[START Supplied material]

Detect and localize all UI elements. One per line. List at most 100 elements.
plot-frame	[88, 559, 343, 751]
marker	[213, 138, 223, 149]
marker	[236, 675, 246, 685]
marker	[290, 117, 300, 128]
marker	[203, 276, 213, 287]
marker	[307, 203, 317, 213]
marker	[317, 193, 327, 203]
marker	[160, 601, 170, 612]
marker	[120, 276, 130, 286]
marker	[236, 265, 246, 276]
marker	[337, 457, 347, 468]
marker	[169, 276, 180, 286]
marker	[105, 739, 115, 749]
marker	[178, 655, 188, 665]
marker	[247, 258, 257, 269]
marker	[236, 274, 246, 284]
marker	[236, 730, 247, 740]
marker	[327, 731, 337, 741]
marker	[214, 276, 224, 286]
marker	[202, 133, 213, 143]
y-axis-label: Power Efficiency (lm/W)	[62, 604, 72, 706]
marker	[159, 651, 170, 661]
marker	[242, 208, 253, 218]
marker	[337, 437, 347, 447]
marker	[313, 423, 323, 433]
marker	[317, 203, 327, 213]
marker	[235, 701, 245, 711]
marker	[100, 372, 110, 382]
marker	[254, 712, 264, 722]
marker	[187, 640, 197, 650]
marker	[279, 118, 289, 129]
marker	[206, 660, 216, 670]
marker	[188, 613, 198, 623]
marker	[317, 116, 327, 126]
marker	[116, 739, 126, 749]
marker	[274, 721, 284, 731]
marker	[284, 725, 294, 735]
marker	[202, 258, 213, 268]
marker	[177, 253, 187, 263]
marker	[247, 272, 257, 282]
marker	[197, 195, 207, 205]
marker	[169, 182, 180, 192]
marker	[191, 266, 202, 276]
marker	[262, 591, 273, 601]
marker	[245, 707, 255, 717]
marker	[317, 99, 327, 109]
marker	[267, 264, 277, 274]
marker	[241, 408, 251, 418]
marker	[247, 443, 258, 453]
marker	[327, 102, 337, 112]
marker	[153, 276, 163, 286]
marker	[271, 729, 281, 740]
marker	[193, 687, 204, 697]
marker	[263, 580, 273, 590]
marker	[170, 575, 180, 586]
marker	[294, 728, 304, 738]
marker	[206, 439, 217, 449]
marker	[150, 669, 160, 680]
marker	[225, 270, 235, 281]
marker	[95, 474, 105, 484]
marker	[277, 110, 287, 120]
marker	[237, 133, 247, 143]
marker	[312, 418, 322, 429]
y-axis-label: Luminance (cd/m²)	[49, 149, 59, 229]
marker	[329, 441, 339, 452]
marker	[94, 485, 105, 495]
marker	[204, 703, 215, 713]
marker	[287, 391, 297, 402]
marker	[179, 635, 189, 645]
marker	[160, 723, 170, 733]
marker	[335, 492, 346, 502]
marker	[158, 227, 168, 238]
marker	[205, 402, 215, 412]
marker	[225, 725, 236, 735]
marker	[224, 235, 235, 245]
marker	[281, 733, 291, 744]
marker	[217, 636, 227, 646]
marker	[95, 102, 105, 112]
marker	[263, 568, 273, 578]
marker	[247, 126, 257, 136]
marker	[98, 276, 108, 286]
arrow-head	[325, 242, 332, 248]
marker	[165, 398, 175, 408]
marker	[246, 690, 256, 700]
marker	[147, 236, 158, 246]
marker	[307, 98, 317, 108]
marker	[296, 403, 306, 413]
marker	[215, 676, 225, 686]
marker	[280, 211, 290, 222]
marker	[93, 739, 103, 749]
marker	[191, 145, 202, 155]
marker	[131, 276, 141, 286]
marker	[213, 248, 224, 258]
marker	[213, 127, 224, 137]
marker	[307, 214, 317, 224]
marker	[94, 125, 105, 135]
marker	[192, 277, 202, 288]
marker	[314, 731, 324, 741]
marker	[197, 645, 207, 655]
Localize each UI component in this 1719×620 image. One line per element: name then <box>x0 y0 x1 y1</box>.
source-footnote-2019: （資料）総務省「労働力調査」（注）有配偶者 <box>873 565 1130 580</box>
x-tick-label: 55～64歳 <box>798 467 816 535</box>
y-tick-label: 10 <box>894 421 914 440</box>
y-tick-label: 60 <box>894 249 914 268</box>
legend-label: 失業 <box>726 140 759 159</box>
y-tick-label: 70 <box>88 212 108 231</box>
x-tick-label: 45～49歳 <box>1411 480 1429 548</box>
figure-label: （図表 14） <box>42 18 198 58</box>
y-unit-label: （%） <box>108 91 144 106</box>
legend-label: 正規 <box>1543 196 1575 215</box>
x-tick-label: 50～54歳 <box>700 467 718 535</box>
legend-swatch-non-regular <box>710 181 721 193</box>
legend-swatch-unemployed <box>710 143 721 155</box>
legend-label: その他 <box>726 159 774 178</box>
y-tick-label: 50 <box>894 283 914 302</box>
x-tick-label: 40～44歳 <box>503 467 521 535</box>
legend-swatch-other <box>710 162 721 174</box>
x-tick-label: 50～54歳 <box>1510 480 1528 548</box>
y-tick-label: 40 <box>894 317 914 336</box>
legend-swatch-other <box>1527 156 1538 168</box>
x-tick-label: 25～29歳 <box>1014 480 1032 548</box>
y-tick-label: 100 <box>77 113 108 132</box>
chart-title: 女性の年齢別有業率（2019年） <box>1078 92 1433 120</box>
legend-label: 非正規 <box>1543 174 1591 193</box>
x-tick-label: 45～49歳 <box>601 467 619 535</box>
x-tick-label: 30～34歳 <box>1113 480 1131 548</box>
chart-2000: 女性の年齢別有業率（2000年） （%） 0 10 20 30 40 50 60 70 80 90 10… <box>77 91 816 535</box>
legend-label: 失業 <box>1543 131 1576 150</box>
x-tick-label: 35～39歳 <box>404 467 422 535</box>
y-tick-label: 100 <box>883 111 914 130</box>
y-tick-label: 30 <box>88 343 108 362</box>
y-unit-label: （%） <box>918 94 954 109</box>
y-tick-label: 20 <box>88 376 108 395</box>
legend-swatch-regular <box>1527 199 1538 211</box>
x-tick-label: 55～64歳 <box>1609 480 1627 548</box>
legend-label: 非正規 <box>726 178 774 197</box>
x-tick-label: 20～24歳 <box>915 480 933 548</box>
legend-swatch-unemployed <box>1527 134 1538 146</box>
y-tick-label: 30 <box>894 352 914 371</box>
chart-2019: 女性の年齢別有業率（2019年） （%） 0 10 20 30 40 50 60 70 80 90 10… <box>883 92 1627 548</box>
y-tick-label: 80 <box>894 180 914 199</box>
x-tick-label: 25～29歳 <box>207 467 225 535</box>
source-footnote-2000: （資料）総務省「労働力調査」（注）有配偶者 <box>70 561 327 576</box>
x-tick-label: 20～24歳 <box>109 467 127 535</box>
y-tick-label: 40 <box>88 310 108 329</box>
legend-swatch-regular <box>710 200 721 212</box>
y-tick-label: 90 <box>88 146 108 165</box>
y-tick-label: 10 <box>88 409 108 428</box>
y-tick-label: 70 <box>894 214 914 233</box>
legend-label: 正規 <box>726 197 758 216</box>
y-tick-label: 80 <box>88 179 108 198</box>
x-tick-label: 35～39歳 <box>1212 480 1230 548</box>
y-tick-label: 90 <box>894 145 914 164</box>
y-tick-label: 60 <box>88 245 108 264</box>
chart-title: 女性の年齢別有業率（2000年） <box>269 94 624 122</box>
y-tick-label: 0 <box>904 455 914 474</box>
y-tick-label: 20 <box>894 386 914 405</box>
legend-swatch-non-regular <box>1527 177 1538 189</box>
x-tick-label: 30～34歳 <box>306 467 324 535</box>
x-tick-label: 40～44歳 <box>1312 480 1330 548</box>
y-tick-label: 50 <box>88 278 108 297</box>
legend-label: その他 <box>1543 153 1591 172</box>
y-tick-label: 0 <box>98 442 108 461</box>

[END Supplied material]

→ To do: Reproduce every one of the records above verbatim, keeping each line unchanged and in its original order.

→ In response:
Detect and localize all UI elements. One per line. List at most 100 elements.
plot-frame	[88, 559, 343, 751]
marker	[213, 138, 223, 149]
marker	[236, 675, 246, 685]
marker	[290, 117, 300, 128]
marker	[203, 276, 213, 287]
marker	[307, 203, 317, 213]
marker	[317, 193, 327, 203]
marker	[160, 601, 170, 612]
marker	[120, 276, 130, 286]
marker	[236, 265, 246, 276]
marker	[337, 457, 347, 468]
marker	[169, 276, 180, 286]
marker	[105, 739, 115, 749]
marker	[178, 655, 188, 665]
marker	[247, 258, 257, 269]
marker	[236, 274, 246, 284]
marker	[236, 730, 247, 740]
marker	[327, 731, 337, 741]
marker	[214, 276, 224, 286]
marker	[202, 133, 213, 143]
y-axis-label: Power Efficiency (lm/W)	[62, 604, 72, 706]
marker	[159, 651, 170, 661]
marker	[242, 208, 253, 218]
marker	[337, 437, 347, 447]
marker	[313, 423, 323, 433]
marker	[317, 203, 327, 213]
marker	[235, 701, 245, 711]
marker	[100, 372, 110, 382]
marker	[254, 712, 264, 722]
marker	[187, 640, 197, 650]
marker	[279, 118, 289, 129]
marker	[206, 660, 216, 670]
marker	[188, 613, 198, 623]
marker	[317, 116, 327, 126]
marker	[116, 739, 126, 749]
marker	[274, 721, 284, 731]
marker	[284, 725, 294, 735]
marker	[202, 258, 213, 268]
marker	[177, 253, 187, 263]
marker	[247, 272, 257, 282]
marker	[197, 195, 207, 205]
marker	[169, 182, 180, 192]
marker	[191, 266, 202, 276]
marker	[262, 591, 273, 601]
marker	[245, 707, 255, 717]
marker	[317, 99, 327, 109]
marker	[267, 264, 277, 274]
marker	[241, 408, 251, 418]
marker	[247, 443, 258, 453]
marker	[327, 102, 337, 112]
marker	[153, 276, 163, 286]
marker	[271, 729, 281, 740]
marker	[193, 687, 204, 697]
marker	[263, 580, 273, 590]
marker	[170, 575, 180, 586]
marker	[294, 728, 304, 738]
marker	[206, 439, 217, 449]
marker	[150, 669, 160, 680]
marker	[225, 270, 235, 281]
marker	[95, 474, 105, 484]
marker	[277, 110, 287, 120]
marker	[237, 133, 247, 143]
marker	[312, 418, 322, 429]
y-axis-label: Luminance (cd/m²)	[49, 149, 59, 229]
marker	[329, 441, 339, 452]
marker	[94, 485, 105, 495]
marker	[204, 703, 215, 713]
marker	[287, 391, 297, 402]
marker	[179, 635, 189, 645]
marker	[160, 723, 170, 733]
marker	[335, 492, 346, 502]
marker	[158, 227, 168, 238]
marker	[205, 402, 215, 412]
marker	[225, 725, 236, 735]
marker	[224, 235, 235, 245]
marker	[281, 733, 291, 744]
marker	[217, 636, 227, 646]
marker	[95, 102, 105, 112]
marker	[263, 568, 273, 578]
marker	[247, 126, 257, 136]
marker	[98, 276, 108, 286]
arrow-head	[325, 242, 332, 248]
marker	[165, 398, 175, 408]
marker	[246, 690, 256, 700]
marker	[147, 236, 158, 246]
marker	[307, 98, 317, 108]
marker	[296, 403, 306, 413]
marker	[215, 676, 225, 686]
marker	[280, 211, 290, 222]
marker	[93, 739, 103, 749]
marker	[191, 145, 202, 155]
marker	[131, 276, 141, 286]
marker	[213, 248, 224, 258]
marker	[213, 127, 224, 137]
marker	[307, 214, 317, 224]
marker	[94, 125, 105, 135]
marker	[192, 277, 202, 288]
marker	[314, 731, 324, 741]
marker	[197, 645, 207, 655]
Localize each UI component in this 1719×620 image. One line per element: name then <box>x0 y0 x1 y1</box>.
source-footnote-2019: （資料）総務省「労働力調査」（注）有配偶者 <box>873 565 1130 580</box>
x-tick-label: 55～64歳 <box>798 467 816 535</box>
y-tick-label: 10 <box>894 421 914 440</box>
y-tick-label: 60 <box>894 249 914 268</box>
legend-label: 失業 <box>726 140 759 159</box>
y-tick-label: 70 <box>88 212 108 231</box>
x-tick-label: 45～49歳 <box>1411 480 1429 548</box>
figure-label: （図表 14） <box>42 18 198 58</box>
y-unit-label: （%） <box>108 91 144 106</box>
legend-label: 正規 <box>1543 196 1575 215</box>
x-tick-label: 50～54歳 <box>700 467 718 535</box>
legend-swatch-non-regular <box>710 181 721 193</box>
legend-swatch-unemployed <box>710 143 721 155</box>
legend-label: その他 <box>726 159 774 178</box>
y-tick-label: 50 <box>894 283 914 302</box>
x-tick-label: 40～44歳 <box>503 467 521 535</box>
legend-swatch-other <box>710 162 721 174</box>
x-tick-label: 50～54歳 <box>1510 480 1528 548</box>
y-tick-label: 40 <box>894 317 914 336</box>
legend-swatch-other <box>1527 156 1538 168</box>
x-tick-label: 25～29歳 <box>1014 480 1032 548</box>
y-tick-label: 100 <box>77 113 108 132</box>
chart-title: 女性の年齢別有業率（2019年） <box>1078 92 1433 120</box>
legend-label: 非正規 <box>1543 174 1591 193</box>
x-tick-label: 45～49歳 <box>601 467 619 535</box>
x-tick-label: 30～34歳 <box>1113 480 1131 548</box>
chart-2000: 女性の年齢別有業率（2000年） （%） 0 10 20 30 40 50 60 70 80 90 10… <box>77 91 816 535</box>
legend-label: 失業 <box>1543 131 1576 150</box>
x-tick-label: 35～39歳 <box>404 467 422 535</box>
y-tick-label: 100 <box>883 111 914 130</box>
y-tick-label: 30 <box>88 343 108 362</box>
y-unit-label: （%） <box>918 94 954 109</box>
y-tick-label: 20 <box>88 376 108 395</box>
legend-swatch-regular <box>1527 199 1538 211</box>
x-tick-label: 55～64歳 <box>1609 480 1627 548</box>
legend-label: 非正規 <box>726 178 774 197</box>
x-tick-label: 20～24歳 <box>915 480 933 548</box>
legend-swatch-unemployed <box>1527 134 1538 146</box>
y-tick-label: 30 <box>894 352 914 371</box>
chart-2019: 女性の年齢別有業率（2019年） （%） 0 10 20 30 40 50 60 70 80 90 10… <box>883 92 1627 548</box>
y-tick-label: 80 <box>894 180 914 199</box>
x-tick-label: 25～29歳 <box>207 467 225 535</box>
source-footnote-2000: （資料）総務省「労働力調査」（注）有配偶者 <box>70 561 327 576</box>
x-tick-label: 20～24歳 <box>109 467 127 535</box>
y-tick-label: 40 <box>88 310 108 329</box>
legend-swatch-regular <box>710 200 721 212</box>
y-tick-label: 90 <box>88 146 108 165</box>
y-tick-label: 10 <box>88 409 108 428</box>
y-tick-label: 70 <box>894 214 914 233</box>
legend-label: 正規 <box>726 197 758 216</box>
y-tick-label: 80 <box>88 179 108 198</box>
x-tick-label: 35～39歳 <box>1212 480 1230 548</box>
y-tick-label: 90 <box>894 145 914 164</box>
y-tick-label: 60 <box>88 245 108 264</box>
chart-title: 女性の年齢別有業率（2000年） <box>269 94 624 122</box>
y-tick-label: 0 <box>904 455 914 474</box>
y-tick-label: 20 <box>894 386 914 405</box>
legend-swatch-non-regular <box>1527 177 1538 189</box>
x-tick-label: 30～34歳 <box>306 467 324 535</box>
x-tick-label: 40～44歳 <box>1312 480 1330 548</box>
y-tick-label: 50 <box>88 278 108 297</box>
legend-label: その他 <box>1543 153 1591 172</box>
y-tick-label: 0 <box>98 442 108 461</box>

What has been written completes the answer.